═════ Data
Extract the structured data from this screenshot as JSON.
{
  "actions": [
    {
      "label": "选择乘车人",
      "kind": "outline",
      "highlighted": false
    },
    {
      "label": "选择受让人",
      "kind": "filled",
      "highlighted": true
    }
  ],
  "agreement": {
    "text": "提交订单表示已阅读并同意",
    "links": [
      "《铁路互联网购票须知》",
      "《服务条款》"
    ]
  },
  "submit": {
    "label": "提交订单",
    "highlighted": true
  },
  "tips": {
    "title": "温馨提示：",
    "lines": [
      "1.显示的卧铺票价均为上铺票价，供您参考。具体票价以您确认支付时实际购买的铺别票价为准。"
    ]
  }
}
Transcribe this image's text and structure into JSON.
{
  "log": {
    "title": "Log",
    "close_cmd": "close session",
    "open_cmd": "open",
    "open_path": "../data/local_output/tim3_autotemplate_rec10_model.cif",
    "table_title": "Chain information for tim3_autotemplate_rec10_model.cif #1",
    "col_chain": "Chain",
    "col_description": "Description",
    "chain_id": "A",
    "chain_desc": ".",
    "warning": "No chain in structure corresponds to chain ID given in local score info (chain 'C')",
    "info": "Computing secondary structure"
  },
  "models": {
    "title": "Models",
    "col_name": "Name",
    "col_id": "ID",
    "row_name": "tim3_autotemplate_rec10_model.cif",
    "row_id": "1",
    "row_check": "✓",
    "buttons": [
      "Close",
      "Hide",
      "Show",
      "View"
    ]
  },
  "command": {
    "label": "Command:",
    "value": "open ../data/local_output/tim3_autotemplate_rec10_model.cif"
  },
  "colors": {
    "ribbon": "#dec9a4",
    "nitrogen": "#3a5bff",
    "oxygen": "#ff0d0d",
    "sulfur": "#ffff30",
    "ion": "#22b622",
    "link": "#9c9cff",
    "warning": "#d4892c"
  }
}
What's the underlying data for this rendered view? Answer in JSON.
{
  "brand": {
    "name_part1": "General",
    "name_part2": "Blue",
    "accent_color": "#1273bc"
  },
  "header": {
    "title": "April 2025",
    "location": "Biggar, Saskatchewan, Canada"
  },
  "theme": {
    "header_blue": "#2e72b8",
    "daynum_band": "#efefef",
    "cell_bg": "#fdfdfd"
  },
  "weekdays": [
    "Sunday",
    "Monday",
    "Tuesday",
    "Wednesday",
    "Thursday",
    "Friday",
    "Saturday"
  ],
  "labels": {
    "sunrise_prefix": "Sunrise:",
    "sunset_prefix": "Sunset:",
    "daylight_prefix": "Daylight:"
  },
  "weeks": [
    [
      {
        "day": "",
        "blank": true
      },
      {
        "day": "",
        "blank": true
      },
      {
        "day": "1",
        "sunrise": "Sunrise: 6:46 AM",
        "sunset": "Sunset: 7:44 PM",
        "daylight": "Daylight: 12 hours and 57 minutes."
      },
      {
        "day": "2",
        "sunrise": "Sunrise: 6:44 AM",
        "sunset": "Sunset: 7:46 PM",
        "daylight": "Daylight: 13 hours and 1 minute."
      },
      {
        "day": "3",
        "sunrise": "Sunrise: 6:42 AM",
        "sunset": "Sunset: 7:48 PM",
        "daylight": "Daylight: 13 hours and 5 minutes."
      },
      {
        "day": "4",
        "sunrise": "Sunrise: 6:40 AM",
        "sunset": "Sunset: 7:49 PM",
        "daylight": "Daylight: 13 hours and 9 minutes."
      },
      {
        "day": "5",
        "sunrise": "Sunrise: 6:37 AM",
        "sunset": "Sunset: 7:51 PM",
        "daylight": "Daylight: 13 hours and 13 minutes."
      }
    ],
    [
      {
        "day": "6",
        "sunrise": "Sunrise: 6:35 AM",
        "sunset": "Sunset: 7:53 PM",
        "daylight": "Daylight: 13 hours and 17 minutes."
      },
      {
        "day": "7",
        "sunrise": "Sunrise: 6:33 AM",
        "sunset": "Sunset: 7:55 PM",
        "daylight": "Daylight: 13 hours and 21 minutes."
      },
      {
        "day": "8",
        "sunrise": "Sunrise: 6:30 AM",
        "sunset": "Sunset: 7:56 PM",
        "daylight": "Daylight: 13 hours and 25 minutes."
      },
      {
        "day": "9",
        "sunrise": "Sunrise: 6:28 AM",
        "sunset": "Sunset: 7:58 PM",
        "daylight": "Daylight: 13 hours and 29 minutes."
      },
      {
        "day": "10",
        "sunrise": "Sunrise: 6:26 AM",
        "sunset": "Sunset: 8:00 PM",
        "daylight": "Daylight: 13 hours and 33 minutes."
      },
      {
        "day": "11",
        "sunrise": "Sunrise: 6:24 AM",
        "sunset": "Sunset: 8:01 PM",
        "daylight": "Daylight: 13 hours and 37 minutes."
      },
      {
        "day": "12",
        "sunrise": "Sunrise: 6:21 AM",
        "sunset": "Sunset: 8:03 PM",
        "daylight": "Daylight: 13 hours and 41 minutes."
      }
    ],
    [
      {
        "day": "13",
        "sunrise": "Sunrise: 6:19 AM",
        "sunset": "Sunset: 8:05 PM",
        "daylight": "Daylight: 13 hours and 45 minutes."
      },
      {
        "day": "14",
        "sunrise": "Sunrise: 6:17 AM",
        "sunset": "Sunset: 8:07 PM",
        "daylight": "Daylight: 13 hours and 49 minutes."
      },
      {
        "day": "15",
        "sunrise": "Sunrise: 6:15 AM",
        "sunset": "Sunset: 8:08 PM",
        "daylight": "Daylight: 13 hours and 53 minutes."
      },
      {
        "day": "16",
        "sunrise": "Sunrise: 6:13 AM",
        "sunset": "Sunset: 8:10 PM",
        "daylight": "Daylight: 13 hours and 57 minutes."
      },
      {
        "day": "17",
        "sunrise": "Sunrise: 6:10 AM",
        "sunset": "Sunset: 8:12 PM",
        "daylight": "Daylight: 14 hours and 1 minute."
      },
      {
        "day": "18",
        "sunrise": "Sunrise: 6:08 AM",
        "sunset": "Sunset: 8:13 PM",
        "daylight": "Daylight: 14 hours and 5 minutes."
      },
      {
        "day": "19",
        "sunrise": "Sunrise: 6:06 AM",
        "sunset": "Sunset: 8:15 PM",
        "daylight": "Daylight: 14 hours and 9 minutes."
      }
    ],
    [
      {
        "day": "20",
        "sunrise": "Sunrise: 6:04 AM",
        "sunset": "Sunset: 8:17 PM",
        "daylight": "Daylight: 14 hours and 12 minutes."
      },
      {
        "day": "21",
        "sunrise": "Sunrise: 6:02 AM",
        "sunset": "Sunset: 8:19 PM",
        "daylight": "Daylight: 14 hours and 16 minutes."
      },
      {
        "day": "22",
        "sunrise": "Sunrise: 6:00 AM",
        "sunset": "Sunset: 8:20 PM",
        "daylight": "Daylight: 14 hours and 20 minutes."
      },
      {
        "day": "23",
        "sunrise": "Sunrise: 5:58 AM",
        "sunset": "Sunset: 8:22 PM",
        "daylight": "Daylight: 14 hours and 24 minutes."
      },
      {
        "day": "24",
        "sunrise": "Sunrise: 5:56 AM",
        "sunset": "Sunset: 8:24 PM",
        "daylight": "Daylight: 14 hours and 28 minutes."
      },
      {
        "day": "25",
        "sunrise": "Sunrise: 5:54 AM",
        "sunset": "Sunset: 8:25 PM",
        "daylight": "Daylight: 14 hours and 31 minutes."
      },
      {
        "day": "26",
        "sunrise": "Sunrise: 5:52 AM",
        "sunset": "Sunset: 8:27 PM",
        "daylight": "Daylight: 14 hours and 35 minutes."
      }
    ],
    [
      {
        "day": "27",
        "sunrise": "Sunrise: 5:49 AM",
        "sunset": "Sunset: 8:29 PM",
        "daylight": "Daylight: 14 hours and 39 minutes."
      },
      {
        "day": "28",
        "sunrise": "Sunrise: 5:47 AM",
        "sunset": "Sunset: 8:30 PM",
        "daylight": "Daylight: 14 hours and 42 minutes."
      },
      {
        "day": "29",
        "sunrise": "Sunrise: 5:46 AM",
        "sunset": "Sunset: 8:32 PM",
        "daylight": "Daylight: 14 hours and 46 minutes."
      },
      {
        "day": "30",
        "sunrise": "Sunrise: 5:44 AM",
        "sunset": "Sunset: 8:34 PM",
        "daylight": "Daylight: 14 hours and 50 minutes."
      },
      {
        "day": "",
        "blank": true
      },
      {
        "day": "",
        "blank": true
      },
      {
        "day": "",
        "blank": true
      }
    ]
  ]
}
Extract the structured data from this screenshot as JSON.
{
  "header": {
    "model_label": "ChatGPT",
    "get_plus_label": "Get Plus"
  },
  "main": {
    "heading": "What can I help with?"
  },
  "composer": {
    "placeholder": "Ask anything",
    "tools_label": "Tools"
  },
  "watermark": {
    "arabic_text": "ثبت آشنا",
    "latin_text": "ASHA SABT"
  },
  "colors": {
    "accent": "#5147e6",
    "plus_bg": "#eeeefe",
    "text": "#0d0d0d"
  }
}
══════════
Extract all lines containing the word "highlighted".

      "highlighted": false
      "highlighted": true
    "highlighted": true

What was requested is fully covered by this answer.